## WHAT IS BEING ASKED
Your task is to transcribe the data in full.

## EXTRACTED MATERIAL
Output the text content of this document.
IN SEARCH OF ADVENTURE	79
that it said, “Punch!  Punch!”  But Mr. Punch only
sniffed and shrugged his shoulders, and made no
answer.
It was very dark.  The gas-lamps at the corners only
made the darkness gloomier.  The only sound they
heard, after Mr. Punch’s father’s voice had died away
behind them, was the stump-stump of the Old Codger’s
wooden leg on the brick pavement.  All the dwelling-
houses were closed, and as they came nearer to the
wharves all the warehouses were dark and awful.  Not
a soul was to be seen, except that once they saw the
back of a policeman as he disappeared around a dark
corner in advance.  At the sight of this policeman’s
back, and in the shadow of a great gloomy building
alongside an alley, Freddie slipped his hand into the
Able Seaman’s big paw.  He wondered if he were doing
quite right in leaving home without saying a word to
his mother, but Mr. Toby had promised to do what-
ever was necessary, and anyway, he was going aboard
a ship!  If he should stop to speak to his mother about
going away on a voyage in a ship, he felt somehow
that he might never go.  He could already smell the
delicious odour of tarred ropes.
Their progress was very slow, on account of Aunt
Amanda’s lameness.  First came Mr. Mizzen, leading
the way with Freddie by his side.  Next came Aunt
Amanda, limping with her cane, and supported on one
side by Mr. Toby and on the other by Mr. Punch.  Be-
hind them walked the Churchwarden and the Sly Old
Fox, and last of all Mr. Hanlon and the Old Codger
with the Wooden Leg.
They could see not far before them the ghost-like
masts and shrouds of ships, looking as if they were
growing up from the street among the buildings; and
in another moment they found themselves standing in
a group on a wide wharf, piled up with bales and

## OUTPUT FOR THIS EXERCISE
Output the text content of this document.
IN SEARCH OF ADVENTURE	79
that it said, “Punch!  Punch!”  But Mr. Punch only
sniffed and shrugged his shoulders, and made no
answer.
It was very dark.  The gas-lamps at the corners only
made the darkness gloomier.  The only sound they
heard, after Mr. Punch’s father’s voice had died away
behind them, was the stump-stump of the Old Codger’s
wooden leg on the brick pavement.  All the dwelling-
houses were closed, and as they came nearer to the
wharves all the warehouses were dark and awful.  Not
a soul was to be seen, except that once they saw the
back of a policeman as he disappeared around a dark
corner in advance.  At the sight of this policeman’s
back, and in the shadow of a great gloomy building
alongside an alley, Freddie slipped his hand into the
Able Seaman’s big paw.  He wondered if he were doing
quite right in leaving home without saying a word to
his mother, but Mr. Toby had promised to do what-
ever was necessary, and anyway, he was going aboard
a ship!  If he should stop to speak to his mother about
going away on a voyage in a ship, he felt somehow
that he might never go.  He could already smell the
delicious odour of tarred ropes.
Their progress was very slow, on account of Aunt
Amanda’s lameness.  First came Mr. Mizzen, leading
the way with Freddie by his side.  Next came Aunt
Amanda, limping with her cane, and supported on one
side by Mr. Toby and on the other by Mr. Punch.  Be-
hind them walked the Churchwarden and the Sly Old
Fox, and last of all Mr. Hanlon and the Old Codger
with the Wooden Leg.
They could see not far before them the ghost-like
masts and shrouds of ships, looking as if they were
growing up from the street among the buildings; and
in another moment they found themselves standing in
a group on a wide wharf, piled up with bales and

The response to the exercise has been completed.